Objective
Collect each line of the entries that holds the string "denotes".

Saved data entries:
Begin

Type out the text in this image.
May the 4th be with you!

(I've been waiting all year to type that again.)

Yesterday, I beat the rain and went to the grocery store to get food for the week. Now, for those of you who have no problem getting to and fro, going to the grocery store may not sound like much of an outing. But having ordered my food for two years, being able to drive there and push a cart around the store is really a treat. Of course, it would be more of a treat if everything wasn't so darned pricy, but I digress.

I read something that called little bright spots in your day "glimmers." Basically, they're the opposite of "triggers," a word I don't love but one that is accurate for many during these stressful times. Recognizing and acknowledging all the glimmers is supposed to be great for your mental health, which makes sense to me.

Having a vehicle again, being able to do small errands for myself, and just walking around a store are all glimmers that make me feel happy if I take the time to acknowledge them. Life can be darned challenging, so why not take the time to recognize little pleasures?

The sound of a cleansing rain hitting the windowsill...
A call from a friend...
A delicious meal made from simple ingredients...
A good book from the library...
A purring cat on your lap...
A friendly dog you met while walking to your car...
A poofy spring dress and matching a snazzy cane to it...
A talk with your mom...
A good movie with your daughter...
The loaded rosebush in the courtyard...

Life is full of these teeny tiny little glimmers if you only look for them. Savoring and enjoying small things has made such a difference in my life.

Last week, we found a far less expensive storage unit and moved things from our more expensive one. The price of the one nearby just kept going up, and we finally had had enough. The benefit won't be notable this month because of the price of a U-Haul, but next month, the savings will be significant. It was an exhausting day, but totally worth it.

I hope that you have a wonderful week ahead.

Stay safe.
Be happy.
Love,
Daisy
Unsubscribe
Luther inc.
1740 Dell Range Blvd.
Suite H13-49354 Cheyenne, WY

End
Begin

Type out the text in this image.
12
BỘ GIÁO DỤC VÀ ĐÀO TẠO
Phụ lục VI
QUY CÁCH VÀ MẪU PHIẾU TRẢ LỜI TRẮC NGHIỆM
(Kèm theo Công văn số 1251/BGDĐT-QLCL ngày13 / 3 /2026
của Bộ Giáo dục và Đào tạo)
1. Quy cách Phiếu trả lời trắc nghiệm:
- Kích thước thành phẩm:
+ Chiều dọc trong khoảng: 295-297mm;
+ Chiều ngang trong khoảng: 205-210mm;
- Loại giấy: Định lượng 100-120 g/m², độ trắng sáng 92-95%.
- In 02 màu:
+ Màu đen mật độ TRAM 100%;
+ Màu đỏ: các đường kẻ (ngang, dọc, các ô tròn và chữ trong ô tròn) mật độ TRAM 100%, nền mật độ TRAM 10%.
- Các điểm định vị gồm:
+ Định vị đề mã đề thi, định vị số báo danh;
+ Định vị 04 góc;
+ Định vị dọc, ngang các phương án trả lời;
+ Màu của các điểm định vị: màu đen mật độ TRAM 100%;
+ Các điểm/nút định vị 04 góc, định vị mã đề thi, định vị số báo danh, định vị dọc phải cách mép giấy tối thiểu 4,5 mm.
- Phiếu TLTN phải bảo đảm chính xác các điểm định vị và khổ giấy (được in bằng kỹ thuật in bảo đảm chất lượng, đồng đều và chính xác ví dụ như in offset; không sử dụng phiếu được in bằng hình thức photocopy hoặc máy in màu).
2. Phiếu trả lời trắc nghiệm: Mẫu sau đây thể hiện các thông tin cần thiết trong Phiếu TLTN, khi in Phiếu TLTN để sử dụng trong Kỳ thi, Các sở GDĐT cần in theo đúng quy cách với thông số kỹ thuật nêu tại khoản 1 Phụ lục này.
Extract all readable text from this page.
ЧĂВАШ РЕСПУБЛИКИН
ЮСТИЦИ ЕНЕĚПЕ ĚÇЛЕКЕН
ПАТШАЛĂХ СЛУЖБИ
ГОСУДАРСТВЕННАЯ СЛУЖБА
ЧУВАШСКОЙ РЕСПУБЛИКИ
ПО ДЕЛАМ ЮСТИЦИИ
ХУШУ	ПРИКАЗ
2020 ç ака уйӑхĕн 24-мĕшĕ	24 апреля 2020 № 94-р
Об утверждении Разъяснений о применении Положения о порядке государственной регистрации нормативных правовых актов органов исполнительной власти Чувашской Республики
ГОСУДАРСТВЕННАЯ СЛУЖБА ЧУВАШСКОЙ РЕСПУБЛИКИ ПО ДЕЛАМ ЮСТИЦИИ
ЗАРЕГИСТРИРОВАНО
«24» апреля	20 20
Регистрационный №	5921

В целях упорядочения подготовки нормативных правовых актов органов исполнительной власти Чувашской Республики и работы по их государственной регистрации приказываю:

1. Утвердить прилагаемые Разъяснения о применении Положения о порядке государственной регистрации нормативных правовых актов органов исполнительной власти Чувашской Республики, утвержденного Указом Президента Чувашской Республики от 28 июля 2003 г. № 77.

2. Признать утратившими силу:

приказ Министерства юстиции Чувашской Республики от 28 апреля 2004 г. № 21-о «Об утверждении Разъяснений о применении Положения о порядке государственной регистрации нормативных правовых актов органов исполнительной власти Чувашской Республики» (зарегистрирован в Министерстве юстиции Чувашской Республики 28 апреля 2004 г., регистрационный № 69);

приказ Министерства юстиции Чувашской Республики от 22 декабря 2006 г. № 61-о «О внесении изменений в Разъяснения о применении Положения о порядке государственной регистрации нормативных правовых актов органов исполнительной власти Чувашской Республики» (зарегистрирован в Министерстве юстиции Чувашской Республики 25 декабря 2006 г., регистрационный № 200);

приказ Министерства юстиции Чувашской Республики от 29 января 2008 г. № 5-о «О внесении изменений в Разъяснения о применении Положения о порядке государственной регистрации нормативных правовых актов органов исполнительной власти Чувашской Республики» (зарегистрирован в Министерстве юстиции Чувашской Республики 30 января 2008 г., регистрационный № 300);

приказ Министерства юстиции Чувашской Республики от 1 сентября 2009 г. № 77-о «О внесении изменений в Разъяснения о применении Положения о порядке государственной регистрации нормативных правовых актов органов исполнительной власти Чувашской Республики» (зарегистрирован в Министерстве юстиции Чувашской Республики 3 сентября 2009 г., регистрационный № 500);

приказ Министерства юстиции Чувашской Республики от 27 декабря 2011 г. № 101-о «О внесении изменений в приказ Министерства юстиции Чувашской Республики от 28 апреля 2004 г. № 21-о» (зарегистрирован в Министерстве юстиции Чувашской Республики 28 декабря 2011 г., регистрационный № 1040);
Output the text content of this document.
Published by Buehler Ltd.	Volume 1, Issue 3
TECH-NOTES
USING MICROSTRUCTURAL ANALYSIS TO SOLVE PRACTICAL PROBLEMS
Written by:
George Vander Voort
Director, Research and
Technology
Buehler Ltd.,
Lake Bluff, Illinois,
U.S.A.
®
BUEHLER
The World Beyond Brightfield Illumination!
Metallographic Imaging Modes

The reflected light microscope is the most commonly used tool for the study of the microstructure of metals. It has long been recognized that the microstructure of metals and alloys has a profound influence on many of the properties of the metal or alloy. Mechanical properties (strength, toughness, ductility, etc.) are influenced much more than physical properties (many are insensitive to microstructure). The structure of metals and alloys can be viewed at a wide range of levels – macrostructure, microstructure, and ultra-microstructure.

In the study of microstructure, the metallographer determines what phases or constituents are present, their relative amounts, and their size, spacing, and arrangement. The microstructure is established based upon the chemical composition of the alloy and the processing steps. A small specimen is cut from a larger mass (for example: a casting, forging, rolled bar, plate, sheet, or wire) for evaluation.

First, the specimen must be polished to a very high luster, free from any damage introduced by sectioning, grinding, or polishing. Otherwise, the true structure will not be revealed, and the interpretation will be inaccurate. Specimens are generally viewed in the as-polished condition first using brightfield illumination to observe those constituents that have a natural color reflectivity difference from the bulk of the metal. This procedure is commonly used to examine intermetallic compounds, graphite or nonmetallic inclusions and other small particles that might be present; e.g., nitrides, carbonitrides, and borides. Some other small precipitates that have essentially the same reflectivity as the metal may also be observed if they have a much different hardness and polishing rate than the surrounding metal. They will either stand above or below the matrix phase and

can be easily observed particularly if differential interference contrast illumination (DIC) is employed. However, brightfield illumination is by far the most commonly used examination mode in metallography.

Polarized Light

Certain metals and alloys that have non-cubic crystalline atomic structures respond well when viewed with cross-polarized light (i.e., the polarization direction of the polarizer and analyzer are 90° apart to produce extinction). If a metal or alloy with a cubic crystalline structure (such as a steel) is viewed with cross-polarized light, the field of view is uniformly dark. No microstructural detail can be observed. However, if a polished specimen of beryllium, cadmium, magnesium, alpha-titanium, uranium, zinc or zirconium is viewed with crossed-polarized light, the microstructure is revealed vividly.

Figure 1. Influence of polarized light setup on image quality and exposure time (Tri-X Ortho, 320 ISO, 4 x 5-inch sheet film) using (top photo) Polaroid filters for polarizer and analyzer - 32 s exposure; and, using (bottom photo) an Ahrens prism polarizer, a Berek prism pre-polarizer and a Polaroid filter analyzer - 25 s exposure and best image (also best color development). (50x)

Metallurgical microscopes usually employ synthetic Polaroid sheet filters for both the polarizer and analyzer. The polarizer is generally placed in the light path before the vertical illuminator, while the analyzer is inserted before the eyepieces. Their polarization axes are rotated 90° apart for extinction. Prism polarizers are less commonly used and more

End
Begin

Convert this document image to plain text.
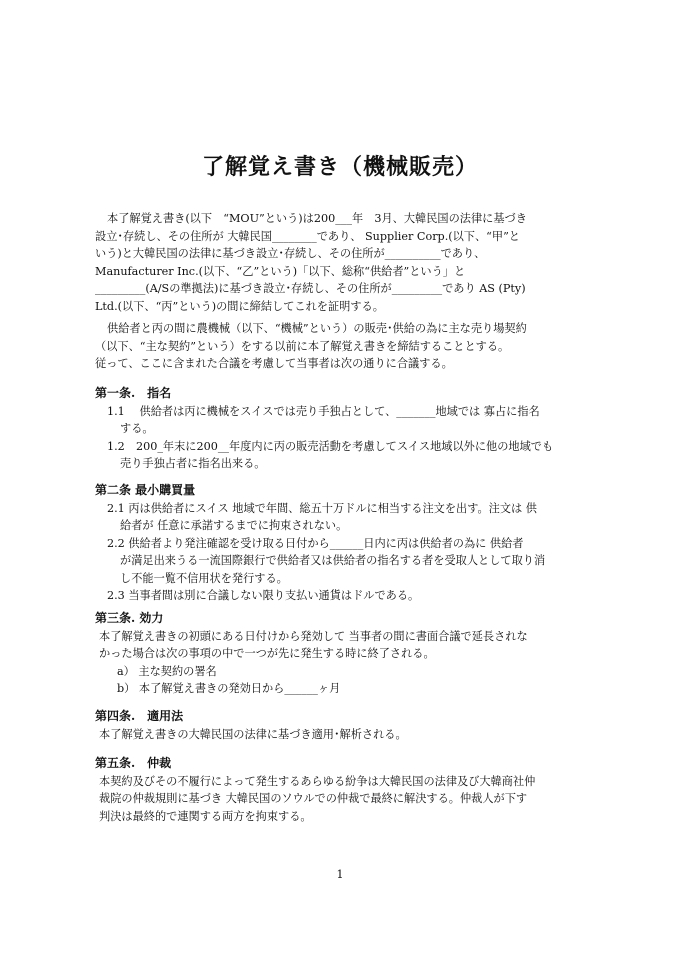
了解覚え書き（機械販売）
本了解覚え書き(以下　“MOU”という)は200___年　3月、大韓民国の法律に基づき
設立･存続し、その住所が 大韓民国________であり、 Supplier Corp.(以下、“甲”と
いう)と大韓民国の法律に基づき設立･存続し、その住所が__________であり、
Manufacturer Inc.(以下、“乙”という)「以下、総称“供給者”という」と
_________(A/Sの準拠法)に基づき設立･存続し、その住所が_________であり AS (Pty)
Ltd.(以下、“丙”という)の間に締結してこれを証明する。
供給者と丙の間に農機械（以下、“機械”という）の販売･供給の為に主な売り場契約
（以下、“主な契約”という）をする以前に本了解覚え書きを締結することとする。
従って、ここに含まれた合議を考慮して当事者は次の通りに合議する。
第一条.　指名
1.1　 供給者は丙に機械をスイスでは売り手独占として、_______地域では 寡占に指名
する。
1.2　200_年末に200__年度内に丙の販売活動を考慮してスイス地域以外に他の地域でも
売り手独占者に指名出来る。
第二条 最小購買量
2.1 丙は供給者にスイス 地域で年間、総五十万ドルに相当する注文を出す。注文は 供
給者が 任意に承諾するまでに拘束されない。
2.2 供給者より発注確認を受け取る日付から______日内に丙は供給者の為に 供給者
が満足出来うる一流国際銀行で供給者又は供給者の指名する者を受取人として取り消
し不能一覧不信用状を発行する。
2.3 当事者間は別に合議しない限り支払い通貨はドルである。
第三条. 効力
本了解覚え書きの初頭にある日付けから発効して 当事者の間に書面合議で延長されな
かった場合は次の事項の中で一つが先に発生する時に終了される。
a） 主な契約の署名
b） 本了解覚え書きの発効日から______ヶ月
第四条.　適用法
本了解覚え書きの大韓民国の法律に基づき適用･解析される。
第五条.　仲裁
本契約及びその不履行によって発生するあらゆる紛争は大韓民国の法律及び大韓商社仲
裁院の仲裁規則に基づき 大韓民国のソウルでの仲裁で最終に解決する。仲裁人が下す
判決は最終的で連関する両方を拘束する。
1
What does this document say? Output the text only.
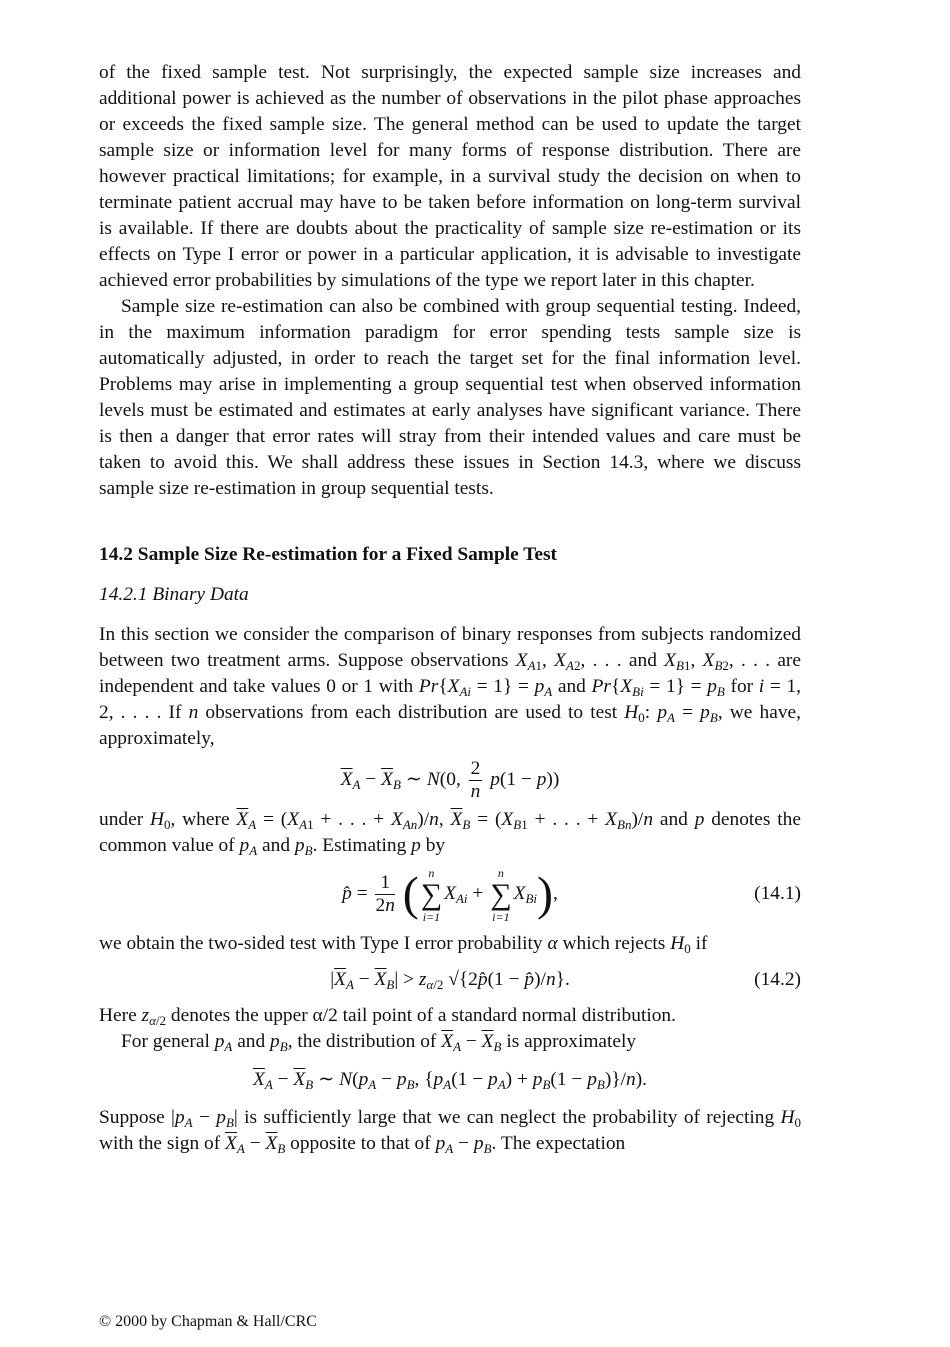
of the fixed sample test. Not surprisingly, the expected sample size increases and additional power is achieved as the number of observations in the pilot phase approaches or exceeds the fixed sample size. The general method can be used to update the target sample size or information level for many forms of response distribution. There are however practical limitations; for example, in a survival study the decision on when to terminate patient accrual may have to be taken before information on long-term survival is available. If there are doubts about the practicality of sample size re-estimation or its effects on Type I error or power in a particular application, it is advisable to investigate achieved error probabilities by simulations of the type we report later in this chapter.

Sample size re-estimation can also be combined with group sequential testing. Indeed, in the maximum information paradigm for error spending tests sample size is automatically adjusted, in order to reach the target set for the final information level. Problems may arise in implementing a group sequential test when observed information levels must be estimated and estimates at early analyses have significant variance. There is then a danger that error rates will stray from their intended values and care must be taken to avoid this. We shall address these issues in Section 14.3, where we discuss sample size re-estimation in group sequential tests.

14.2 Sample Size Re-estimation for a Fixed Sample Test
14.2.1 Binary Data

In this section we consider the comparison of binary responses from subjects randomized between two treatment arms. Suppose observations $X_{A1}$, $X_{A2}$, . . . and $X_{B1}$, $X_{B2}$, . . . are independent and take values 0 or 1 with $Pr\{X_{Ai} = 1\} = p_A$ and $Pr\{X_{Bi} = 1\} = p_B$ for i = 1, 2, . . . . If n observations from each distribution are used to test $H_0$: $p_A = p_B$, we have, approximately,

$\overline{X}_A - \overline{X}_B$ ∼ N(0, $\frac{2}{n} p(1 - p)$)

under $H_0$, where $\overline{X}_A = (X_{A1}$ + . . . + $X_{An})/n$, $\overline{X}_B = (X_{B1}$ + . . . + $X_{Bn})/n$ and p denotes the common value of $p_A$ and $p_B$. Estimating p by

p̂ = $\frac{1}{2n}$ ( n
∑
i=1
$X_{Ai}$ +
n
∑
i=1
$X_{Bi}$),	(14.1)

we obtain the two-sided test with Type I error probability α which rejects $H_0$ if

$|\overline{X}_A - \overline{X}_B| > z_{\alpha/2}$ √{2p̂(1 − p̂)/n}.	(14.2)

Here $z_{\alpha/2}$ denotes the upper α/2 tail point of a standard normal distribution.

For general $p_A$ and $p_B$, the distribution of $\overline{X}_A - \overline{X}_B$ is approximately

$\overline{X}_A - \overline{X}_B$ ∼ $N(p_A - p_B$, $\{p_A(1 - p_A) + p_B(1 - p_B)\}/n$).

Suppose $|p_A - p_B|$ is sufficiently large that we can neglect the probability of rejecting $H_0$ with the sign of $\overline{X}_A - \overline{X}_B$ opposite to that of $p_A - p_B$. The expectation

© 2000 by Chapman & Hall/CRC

End

Response
under $H_0$, where $\overline{X}_A = (X_{A1}$ + . . . + $X_{An})/n$, $\overline{X}_B = (X_{B1}$ + . . . + $X_{Bn})/n$ and p denotes the common value of $p_A$ and $p_B$. Estimating p by
Here $z_{\alpha/2}$ denotes the upper α/2 tail point of a standard normal distribution.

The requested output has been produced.